### [WORK INSTRUCTIONS]
Reproduce each line from the records that holds "limit".

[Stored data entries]
- - - - - - -
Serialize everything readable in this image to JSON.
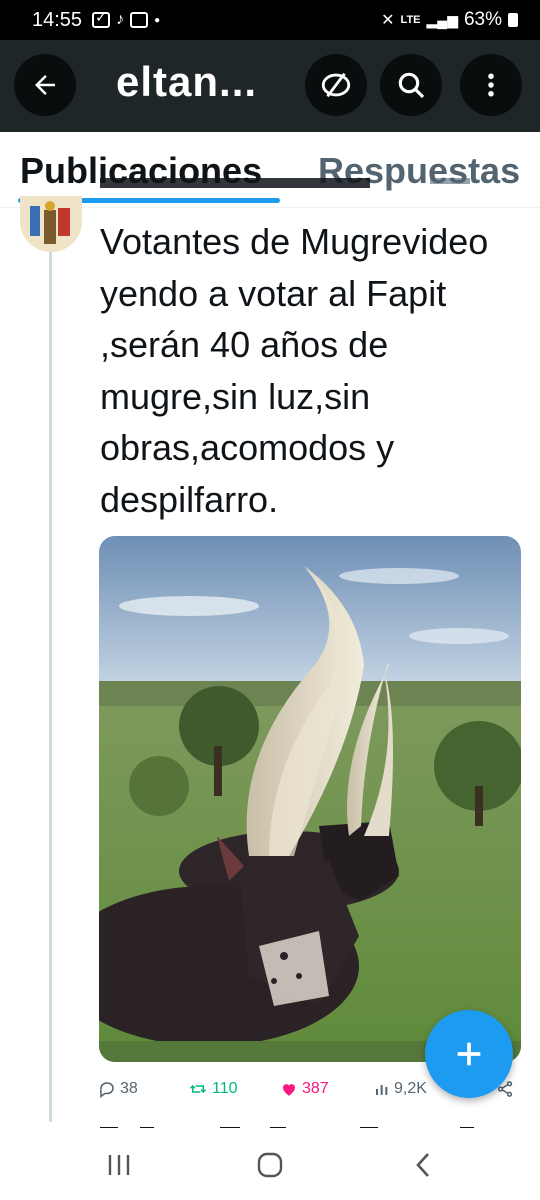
{
  "status_bar": {
    "time": "14:55",
    "network": "LTE",
    "battery": "63%"
  },
  "header": {
    "title": "eltan...",
    "back_icon": "arrow-left-icon",
    "hide_icon": "eye-slash-icon",
    "search_icon": "search-icon",
    "more_icon": "more-vertical-icon"
  },
  "tabs": [
    {
      "label": "Publicaciones",
      "active": true
    },
    {
      "label": "Respuestas",
      "active": false
    }
  ],
  "post": {
    "text": "Votantes de Mugrevideo yendo a votar al Fapit ,serán 40 años de mugre,sin luz,sin obras,acomodos y despilfarro.",
    "image_alt": "Two Ankole cattle with very long curved horns resting on grass",
    "stats": {
      "replies": "38",
      "retweets": "110",
      "likes": "387",
      "views": "9,2K"
    }
  },
  "colors": {
    "accent": "#1d9bf0",
    "retweet": "#00ba7c",
    "like": "#f91880",
    "muted": "#536471",
    "header_bg": "#1f2628"
  },
  "nav": {
    "recent_icon": "recent-apps-icon",
    "home_icon": "home-icon",
    "back_icon": "back-chevron-icon"
  }
}
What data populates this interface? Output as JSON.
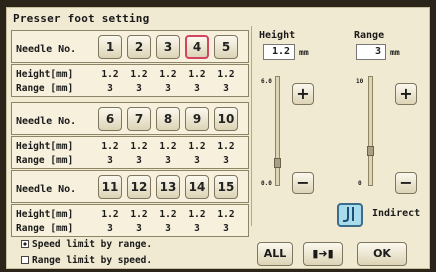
{
  "title": "Presser foot setting",
  "needle_label": "Needle No.",
  "height_row_label": "Height[mm]",
  "range_row_label": "Range [mm]",
  "groups": [
    {
      "needles": [
        "1",
        "2",
        "3",
        "4",
        "5"
      ],
      "heights": [
        "1.2",
        "1.2",
        "1.2",
        "1.2",
        "1.2"
      ],
      "ranges": [
        "3",
        "3",
        "3",
        "3",
        "3"
      ]
    },
    {
      "needles": [
        "6",
        "7",
        "8",
        "9",
        "10"
      ],
      "heights": [
        "1.2",
        "1.2",
        "1.2",
        "1.2",
        "1.2"
      ],
      "ranges": [
        "3",
        "3",
        "3",
        "3",
        "3"
      ]
    },
    {
      "needles": [
        "11",
        "12",
        "13",
        "14",
        "15"
      ],
      "heights": [
        "1.2",
        "1.2",
        "1.2",
        "1.2",
        "1.2"
      ],
      "ranges": [
        "3",
        "3",
        "3",
        "3",
        "3"
      ]
    }
  ],
  "selected_needle": "4",
  "options": {
    "speed_limit": "Speed limit by range.",
    "range_limit": "Range limit by speed."
  },
  "height": {
    "label": "Height",
    "value": "1.2",
    "unit": "mm",
    "max": "6.0",
    "min": "0.0",
    "plus": "+",
    "minus": "−"
  },
  "range": {
    "label": "Range",
    "value": "3",
    "unit": "mm",
    "max": "10",
    "min": "0",
    "plus": "+",
    "minus": "−"
  },
  "indirect_label": "Indirect",
  "buttons": {
    "all": "ALL",
    "copy": "▮➜▮",
    "ok": "OK"
  },
  "colors": {
    "background": "#f1ead2",
    "selected_border": "#d2445f",
    "indirect_fill": "#a8dcec"
  }
}
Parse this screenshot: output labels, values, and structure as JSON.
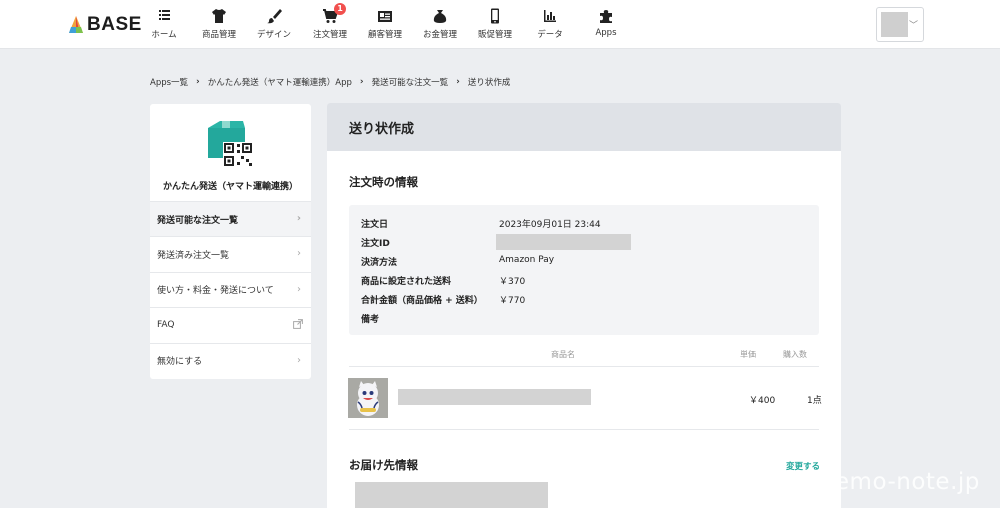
{
  "brand": {
    "name": "BASE"
  },
  "nav": {
    "items": [
      {
        "label": "ホーム",
        "icon": "list-icon"
      },
      {
        "label": "商品管理",
        "icon": "tshirt-icon"
      },
      {
        "label": "デザイン",
        "icon": "brush-icon"
      },
      {
        "label": "注文管理",
        "icon": "cart-icon",
        "badge": "1"
      },
      {
        "label": "顧客管理",
        "icon": "contact-card-icon"
      },
      {
        "label": "お金管理",
        "icon": "money-bag-icon"
      },
      {
        "label": "販促管理",
        "icon": "smartphone-icon"
      },
      {
        "label": "データ",
        "icon": "bar-chart-icon"
      },
      {
        "label": "Apps",
        "icon": "puzzle-icon"
      }
    ]
  },
  "breadcrumb": [
    "Apps一覧",
    "かんたん発送（ヤマト運輸連携）App",
    "発送可能な注文一覧",
    "送り状作成"
  ],
  "sidebar": {
    "app_name": "かんたん発送（ヤマト運輸連携）",
    "items": [
      {
        "label": "発送可能な注文一覧",
        "active": true
      },
      {
        "label": "発送済み注文一覧"
      },
      {
        "label": "使い方・料金・発送について"
      },
      {
        "label": "FAQ",
        "external": true
      },
      {
        "label": "無効にする"
      }
    ]
  },
  "main": {
    "title": "送り状作成",
    "order_section_title": "注文時の情報",
    "order_info": [
      {
        "key": "注文日",
        "value": "2023年09月01日 23:44"
      },
      {
        "key": "注文ID",
        "value": ""
      },
      {
        "key": "決済方法",
        "value": "Amazon Pay"
      },
      {
        "key": "商品に設定された送料",
        "value": "￥370"
      },
      {
        "key": "合計金額（商品価格 + 送料）",
        "value": "￥770"
      },
      {
        "key": "備考",
        "value": ""
      }
    ],
    "product_table": {
      "headers": {
        "name": "商品名",
        "price": "単価",
        "qty": "購入数"
      },
      "rows": [
        {
          "name": "",
          "price": "￥400",
          "qty": "1点"
        }
      ]
    },
    "delivery_section_title": "お届け先情報",
    "change_link": "変更する"
  },
  "watermark": "memo-note.jp",
  "colors": {
    "accent": "#23a89c",
    "badge": "#f1504e",
    "header_band": "#dfe2e7",
    "page_bg": "#eceef1"
  }
}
- - - - - - -
### [SOLUTION TO THIS EXERCISE]
    "speed_limit": "Speed limit by range.",
    "range_limit": "Range limit by speed."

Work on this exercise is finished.